Task:
Without the pictures, print each of the records below exactly as it appears.

## begin Task input

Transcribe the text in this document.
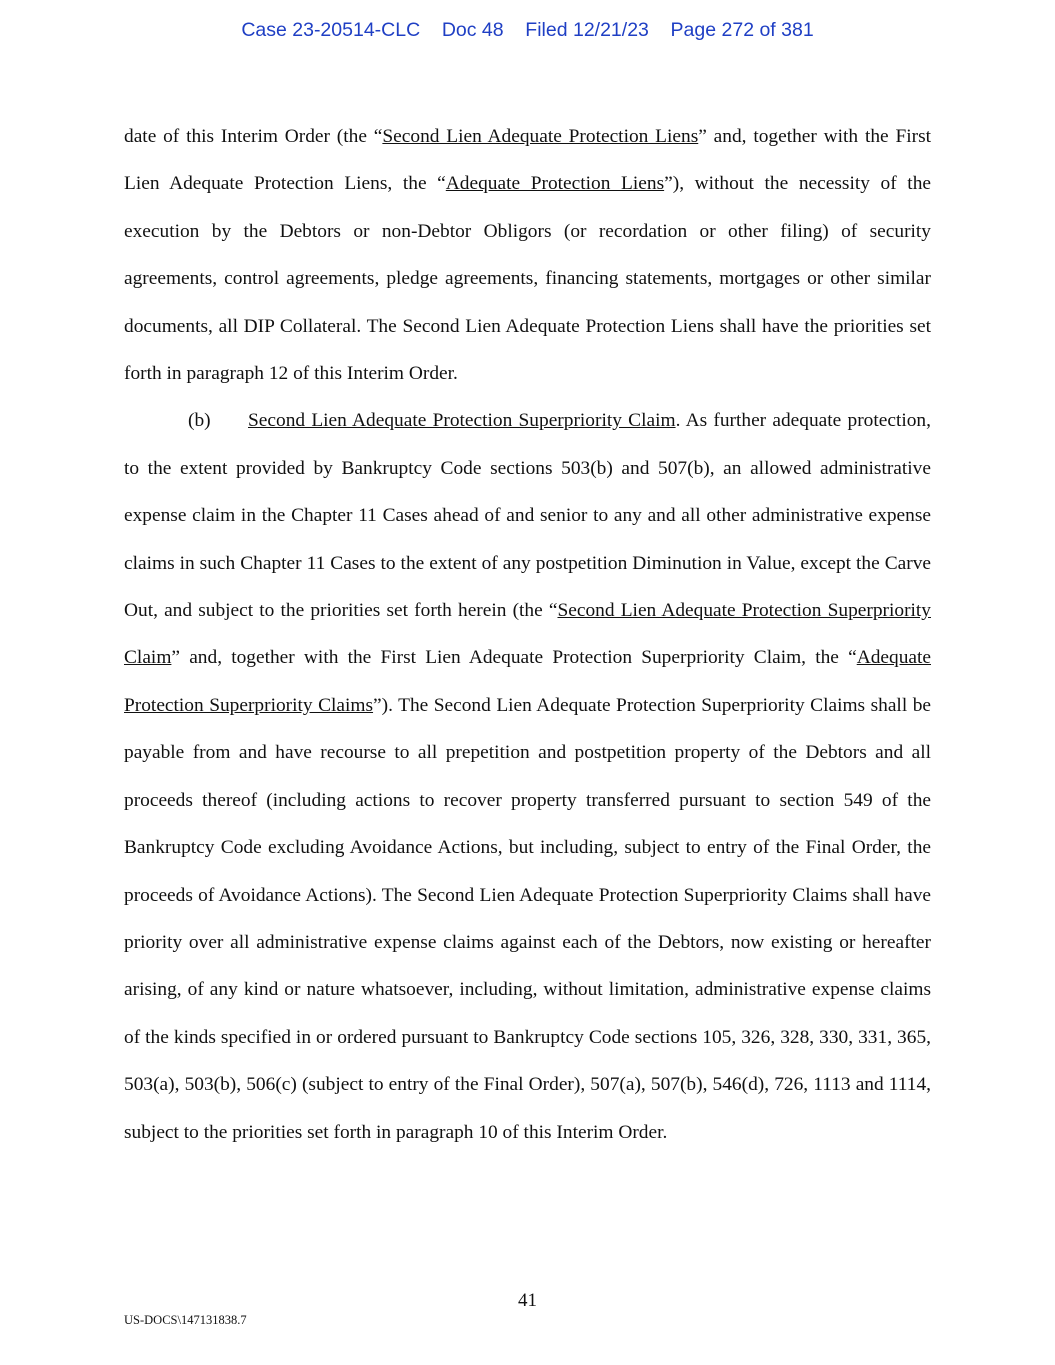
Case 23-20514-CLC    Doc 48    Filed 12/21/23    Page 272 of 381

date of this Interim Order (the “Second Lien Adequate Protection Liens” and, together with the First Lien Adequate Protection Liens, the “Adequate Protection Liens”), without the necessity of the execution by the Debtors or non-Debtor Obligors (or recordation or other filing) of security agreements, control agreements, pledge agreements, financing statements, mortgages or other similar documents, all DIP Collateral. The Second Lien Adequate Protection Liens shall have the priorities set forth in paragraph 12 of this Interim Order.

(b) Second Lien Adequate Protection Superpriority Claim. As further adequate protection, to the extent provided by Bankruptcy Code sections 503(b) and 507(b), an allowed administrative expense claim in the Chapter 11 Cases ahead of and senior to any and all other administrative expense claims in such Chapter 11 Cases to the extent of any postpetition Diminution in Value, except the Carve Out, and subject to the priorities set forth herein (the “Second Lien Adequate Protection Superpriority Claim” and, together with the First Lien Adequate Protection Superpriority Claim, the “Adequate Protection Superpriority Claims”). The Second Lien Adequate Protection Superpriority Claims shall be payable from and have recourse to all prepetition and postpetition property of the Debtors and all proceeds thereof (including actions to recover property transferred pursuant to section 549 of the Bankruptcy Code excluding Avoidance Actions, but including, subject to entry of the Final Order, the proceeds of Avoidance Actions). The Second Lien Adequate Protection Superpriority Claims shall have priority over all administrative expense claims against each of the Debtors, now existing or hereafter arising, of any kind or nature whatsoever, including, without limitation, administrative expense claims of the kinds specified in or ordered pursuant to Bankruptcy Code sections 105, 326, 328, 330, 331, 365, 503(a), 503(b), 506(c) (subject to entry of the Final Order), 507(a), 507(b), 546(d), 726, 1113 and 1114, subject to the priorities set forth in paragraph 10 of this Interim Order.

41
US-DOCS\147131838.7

## end Task input

Reply to the task:
Transcribe the text in this document.
Case 23-20514-CLC    Doc 48    Filed 12/21/23    Page 272 of 381

date of this Interim Order (the “Second Lien Adequate Protection Liens” and, together with the First Lien Adequate Protection Liens, the “Adequate Protection Liens”), without the necessity of the execution by the Debtors or non-Debtor Obligors (or recordation or other filing) of security agreements, control agreements, pledge agreements, financing statements, mortgages or other similar documents, all DIP Collateral. The Second Lien Adequate Protection Liens shall have the priorities set forth in paragraph 12 of this Interim Order.

(b) Second Lien Adequate Protection Superpriority Claim. As further adequate protection, to the extent provided by Bankruptcy Code sections 503(b) and 507(b), an allowed administrative expense claim in the Chapter 11 Cases ahead of and senior to any and all other administrative expense claims in such Chapter 11 Cases to the extent of any postpetition Diminution in Value, except the Carve Out, and subject to the priorities set forth herein (the “Second Lien Adequate Protection Superpriority Claim” and, together with the First Lien Adequate Protection Superpriority Claim, the “Adequate Protection Superpriority Claims”). The Second Lien Adequate Protection Superpriority Claims shall be payable from and have recourse to all prepetition and postpetition property of the Debtors and all proceeds thereof (including actions to recover property transferred pursuant to section 549 of the Bankruptcy Code excluding Avoidance Actions, but including, subject to entry of the Final Order, the proceeds of Avoidance Actions). The Second Lien Adequate Protection Superpriority Claims shall have priority over all administrative expense claims against each of the Debtors, now existing or hereafter arising, of any kind or nature whatsoever, including, without limitation, administrative expense claims of the kinds specified in or ordered pursuant to Bankruptcy Code sections 105, 326, 328, 330, 331, 365, 503(a), 503(b), 506(c) (subject to entry of the Final Order), 507(a), 507(b), 546(d), 726, 1113 and 1114, subject to the priorities set forth in paragraph 10 of this Interim Order.

41
US-DOCS\147131838.7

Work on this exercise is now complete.